## Task instructions:
**A.** In the passage on detecting HIV in serum, which HIV core antigen is named?
**B.** According to the passage on detecting HIV in serum, why have tests for HIV antigen proved of limited value in practice? Answer in one to three sentences.
**C.** Continue the passage on detecting HIV in serum from its last sentence.

Viral antigens are present in serum, in particular the HIV core antigen, p24. This is only detectable for as long as it is in excess of antibody to p24, typically at the outset of infection. Tests for this HIV antigen are commercially available, and they assist in the diagnosis of early infection and the recognition of infection in infants. In practice, however, tests for HIV antigen have proved of limited value due to lack of sensitivity, although this may be enhanced by preliminary acid or alkali dissociation of immune complexes in the specimen. Viraemia may also be recognised by isolation of HIV from plasma in cultured lymphocytes, but this is time consuming and not especially sensitive. Essentially it has become a research tool.

Document understanding data
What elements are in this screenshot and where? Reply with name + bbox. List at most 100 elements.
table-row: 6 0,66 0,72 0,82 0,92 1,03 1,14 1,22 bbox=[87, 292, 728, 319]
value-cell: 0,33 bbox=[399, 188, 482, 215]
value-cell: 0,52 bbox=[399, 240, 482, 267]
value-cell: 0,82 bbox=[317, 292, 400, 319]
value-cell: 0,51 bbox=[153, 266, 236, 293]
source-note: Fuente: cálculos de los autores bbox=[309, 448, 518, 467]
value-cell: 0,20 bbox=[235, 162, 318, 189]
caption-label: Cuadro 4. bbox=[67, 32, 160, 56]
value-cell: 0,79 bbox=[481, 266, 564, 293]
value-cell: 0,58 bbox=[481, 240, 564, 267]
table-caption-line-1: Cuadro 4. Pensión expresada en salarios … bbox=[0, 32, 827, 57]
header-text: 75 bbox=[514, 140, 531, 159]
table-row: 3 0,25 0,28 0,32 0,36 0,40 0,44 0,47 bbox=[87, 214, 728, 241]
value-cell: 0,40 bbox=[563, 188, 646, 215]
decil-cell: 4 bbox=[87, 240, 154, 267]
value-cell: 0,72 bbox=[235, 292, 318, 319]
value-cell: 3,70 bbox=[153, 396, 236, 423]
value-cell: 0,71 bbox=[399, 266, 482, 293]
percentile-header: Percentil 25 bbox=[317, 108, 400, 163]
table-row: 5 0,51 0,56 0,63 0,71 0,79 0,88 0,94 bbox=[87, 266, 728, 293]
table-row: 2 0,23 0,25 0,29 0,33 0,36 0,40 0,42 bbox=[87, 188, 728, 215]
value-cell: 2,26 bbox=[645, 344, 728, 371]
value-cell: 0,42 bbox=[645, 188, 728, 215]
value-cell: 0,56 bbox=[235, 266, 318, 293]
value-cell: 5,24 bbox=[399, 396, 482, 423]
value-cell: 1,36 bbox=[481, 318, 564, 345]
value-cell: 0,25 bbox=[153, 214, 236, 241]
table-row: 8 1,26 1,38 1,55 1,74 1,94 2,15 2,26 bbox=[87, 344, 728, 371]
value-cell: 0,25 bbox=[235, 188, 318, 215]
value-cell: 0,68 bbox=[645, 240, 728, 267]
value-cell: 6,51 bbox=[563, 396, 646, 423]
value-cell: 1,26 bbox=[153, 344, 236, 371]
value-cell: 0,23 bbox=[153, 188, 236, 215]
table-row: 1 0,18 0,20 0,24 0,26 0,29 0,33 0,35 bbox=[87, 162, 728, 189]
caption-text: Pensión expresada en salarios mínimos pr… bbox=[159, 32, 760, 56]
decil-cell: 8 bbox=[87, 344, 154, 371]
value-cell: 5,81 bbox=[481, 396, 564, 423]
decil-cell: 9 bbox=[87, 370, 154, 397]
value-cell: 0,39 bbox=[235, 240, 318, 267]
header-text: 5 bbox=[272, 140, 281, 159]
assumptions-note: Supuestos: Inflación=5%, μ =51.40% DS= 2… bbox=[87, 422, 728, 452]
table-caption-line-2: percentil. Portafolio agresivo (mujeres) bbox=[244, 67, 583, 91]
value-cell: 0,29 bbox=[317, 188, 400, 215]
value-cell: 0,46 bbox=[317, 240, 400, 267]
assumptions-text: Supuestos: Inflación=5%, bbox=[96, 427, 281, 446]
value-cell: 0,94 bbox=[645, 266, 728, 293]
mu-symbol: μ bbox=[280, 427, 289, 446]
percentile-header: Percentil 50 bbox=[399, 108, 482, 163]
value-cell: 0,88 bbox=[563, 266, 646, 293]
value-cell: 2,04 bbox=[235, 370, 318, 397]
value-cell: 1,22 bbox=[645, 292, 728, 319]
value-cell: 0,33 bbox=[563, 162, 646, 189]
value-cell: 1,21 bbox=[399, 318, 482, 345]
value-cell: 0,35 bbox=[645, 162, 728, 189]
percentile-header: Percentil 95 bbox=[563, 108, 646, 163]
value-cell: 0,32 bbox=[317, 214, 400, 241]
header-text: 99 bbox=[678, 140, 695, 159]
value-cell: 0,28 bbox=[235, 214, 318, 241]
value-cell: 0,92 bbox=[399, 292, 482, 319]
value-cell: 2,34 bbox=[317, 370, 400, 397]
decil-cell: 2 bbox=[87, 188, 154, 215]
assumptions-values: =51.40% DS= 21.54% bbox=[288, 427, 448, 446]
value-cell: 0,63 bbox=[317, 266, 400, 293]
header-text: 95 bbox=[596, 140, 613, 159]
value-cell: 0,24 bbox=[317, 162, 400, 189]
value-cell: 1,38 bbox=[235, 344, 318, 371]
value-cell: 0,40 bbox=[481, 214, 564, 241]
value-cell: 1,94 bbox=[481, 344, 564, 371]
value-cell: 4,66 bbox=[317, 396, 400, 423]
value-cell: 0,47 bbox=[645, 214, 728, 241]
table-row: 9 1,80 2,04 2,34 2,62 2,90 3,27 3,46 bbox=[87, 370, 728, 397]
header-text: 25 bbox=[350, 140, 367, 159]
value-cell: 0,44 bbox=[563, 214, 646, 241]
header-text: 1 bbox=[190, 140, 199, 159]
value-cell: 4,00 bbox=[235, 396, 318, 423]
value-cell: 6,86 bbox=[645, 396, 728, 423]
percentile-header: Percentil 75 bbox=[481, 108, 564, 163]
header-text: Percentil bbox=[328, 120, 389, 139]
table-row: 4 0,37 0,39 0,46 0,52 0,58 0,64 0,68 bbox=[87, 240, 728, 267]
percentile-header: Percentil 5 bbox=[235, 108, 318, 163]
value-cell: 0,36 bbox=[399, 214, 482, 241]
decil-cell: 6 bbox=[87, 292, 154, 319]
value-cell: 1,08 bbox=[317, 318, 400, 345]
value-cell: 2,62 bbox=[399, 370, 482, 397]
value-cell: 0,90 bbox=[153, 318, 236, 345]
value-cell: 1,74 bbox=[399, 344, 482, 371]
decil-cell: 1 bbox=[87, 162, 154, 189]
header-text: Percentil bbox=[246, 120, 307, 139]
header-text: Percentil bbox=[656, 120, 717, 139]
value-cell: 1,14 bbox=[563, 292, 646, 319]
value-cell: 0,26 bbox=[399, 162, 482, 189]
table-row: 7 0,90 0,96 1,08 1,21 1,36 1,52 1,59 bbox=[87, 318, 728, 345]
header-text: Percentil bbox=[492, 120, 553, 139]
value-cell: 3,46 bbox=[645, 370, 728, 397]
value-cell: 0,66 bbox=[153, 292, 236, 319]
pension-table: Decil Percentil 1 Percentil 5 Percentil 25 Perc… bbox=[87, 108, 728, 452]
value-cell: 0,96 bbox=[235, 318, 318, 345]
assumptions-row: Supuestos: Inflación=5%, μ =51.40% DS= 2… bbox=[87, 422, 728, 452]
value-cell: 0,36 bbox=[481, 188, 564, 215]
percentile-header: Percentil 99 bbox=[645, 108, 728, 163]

## Expected outputs:
**A.** p24.

**B.** They lack sensitivity. Their sensitivity may be improved by first dissociating immune complexes in the specimen with acid or alkali.

**C.**
HIV can also be detected in specimens in the for m of genome sequences. Though only rare lymphocytes carry the HIV genome, the polymerase chain reaction (PCR) can be used greatly to amplify chosen HIV genome sequences in those clinical specimens that contain these small numbers of infected lymphocytes. To a large extent, therefore, viral culture has been superseded by PCR amplification of HIV DNA extracted from mononuclear cells in the circulation. Even more commonly, reverse transcription and amplification of HIV RNA is now being used to detect and quantify virus present in blood. While these procedures are no more accurate than anti-HIV assays and much more expensive, they may be useful in diagnosis, for example in infancy when any anti-HIV detected may be of maternal origin. PCR amplification also provides rapid access to the HIV genome and can lead to characterisation of an HIV isolate to strain level. The (semi) quantification of viraemia (i.e. to within about 0.5 log10 ) is an important determinant of the need for, and the effect of treatment. It is especially useful as the choice of antiviral combinations widens. Targets for genome amplification include the genes coding for the main envelope, core and transcriptase proteins. On the basis, particularly, of analysis of the sequences of amplified sections of the envelope gene, HIV-1 has been subtyped — so far from A to K. In some cases the sequences found in the various HIV genes are not concordant, showing that recombination occurs in HIV.
Sequencing of PCR "amplicons" is also the basis for proving HIV transmission events in special settings, for example, health care.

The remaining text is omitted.